JOB: Go through the material and pull out every line with the string "text" in it.
##### INPUT DATA #####
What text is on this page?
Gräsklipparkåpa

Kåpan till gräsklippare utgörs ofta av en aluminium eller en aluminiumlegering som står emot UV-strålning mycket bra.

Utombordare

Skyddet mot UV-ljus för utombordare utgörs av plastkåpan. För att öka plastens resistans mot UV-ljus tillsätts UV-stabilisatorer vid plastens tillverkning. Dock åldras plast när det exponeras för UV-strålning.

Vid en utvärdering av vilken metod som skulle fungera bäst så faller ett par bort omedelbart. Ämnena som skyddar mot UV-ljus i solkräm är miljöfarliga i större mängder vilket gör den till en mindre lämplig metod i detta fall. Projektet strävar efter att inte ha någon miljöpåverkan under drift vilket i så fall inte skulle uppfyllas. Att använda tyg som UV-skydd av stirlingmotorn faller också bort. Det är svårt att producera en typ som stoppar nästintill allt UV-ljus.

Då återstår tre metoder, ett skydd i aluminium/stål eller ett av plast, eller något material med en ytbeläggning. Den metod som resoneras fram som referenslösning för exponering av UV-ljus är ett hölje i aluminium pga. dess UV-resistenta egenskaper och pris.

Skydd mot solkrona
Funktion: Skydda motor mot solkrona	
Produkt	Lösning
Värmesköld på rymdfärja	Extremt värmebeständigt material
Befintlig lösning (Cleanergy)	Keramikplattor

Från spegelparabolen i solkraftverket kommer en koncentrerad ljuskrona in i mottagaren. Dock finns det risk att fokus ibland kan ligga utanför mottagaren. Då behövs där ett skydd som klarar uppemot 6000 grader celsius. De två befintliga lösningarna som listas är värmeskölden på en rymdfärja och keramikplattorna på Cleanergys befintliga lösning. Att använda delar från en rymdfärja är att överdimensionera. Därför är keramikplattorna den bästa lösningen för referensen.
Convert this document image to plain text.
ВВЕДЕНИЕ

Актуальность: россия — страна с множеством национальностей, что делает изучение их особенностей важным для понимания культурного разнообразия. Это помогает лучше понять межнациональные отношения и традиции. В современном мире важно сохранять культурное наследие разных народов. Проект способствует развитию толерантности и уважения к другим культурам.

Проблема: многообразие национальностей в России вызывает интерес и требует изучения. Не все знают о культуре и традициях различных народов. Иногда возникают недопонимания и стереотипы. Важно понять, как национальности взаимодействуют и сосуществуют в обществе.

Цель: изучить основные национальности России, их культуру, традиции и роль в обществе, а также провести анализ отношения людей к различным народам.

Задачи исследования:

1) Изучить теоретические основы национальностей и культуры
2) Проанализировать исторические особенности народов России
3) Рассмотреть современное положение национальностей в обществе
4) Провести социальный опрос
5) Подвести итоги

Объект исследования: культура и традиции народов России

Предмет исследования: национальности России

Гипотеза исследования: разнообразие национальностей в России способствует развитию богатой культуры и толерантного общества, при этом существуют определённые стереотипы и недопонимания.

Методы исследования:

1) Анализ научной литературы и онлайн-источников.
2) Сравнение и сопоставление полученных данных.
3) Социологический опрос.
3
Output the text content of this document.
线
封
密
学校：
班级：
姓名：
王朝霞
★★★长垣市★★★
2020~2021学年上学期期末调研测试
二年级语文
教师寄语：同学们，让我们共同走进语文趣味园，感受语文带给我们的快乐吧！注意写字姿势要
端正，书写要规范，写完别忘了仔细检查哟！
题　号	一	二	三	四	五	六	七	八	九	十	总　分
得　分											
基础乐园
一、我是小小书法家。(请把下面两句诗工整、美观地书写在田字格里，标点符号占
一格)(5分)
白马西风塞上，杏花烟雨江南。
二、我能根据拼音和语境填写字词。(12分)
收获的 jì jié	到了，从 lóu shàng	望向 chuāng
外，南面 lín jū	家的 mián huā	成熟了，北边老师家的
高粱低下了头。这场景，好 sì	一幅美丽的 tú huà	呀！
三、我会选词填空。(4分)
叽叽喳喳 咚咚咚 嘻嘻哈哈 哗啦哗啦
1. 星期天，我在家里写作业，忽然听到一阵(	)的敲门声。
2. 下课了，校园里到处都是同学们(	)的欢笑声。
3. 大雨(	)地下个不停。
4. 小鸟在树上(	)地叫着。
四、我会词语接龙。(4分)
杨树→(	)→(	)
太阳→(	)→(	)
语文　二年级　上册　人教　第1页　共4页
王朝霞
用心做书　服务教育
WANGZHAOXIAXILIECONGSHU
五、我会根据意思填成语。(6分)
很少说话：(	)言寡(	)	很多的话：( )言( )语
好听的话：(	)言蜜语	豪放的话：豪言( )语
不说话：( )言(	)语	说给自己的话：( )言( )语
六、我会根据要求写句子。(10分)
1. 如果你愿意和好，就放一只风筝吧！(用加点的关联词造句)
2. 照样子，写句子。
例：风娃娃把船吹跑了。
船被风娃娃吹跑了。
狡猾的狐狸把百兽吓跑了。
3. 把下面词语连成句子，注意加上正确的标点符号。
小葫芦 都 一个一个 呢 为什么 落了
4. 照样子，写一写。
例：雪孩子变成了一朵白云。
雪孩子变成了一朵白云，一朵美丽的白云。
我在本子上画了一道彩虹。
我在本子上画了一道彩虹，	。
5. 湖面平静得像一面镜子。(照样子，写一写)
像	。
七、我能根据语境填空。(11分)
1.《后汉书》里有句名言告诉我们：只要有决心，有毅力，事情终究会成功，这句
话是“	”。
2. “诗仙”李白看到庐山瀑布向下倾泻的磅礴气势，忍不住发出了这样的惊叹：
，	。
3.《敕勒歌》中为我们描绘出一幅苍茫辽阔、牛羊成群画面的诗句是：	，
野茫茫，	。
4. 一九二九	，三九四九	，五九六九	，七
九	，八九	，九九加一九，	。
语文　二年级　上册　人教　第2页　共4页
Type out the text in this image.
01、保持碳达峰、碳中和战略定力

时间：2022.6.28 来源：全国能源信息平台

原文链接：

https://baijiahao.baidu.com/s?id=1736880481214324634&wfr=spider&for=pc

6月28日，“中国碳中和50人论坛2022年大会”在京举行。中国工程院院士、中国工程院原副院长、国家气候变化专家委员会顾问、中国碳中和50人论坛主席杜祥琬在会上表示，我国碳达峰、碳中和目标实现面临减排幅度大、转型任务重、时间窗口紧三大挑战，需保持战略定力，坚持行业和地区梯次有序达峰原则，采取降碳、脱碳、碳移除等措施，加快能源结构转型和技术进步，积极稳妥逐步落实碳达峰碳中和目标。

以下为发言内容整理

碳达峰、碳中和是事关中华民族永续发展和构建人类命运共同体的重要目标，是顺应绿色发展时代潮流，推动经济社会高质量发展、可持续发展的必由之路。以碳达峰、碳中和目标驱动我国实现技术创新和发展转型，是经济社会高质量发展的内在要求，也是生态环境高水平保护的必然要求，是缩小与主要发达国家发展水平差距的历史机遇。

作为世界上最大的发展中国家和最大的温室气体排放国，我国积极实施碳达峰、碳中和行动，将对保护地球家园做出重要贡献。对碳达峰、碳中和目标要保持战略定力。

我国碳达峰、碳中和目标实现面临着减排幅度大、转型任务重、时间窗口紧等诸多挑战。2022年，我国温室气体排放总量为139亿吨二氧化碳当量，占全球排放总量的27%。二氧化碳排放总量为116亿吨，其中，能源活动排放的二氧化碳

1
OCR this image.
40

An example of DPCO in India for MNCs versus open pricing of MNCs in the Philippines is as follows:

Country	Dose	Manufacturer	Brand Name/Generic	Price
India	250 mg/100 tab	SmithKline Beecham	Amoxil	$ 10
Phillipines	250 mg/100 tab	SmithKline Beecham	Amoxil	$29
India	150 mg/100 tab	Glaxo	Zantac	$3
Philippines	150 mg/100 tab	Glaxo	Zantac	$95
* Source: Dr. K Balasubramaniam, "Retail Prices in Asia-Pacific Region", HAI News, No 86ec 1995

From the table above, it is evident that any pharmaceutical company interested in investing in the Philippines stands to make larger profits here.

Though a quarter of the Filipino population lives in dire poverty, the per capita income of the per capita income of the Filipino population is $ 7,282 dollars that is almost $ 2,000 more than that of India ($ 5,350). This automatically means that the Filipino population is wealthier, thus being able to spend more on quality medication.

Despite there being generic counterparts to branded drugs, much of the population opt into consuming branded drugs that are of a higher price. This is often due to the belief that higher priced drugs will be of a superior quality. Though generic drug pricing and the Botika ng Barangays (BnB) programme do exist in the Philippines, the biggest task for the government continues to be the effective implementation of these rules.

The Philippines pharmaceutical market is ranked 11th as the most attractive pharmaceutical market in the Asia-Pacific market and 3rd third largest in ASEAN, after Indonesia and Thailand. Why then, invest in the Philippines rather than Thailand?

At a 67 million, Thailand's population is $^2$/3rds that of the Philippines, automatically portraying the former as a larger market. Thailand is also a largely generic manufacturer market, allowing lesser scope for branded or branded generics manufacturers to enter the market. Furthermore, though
#####
RESPONSE:
What text is on this page?
Convert this document image to plain text.
Output the text content of this document.
Type out the text in this image.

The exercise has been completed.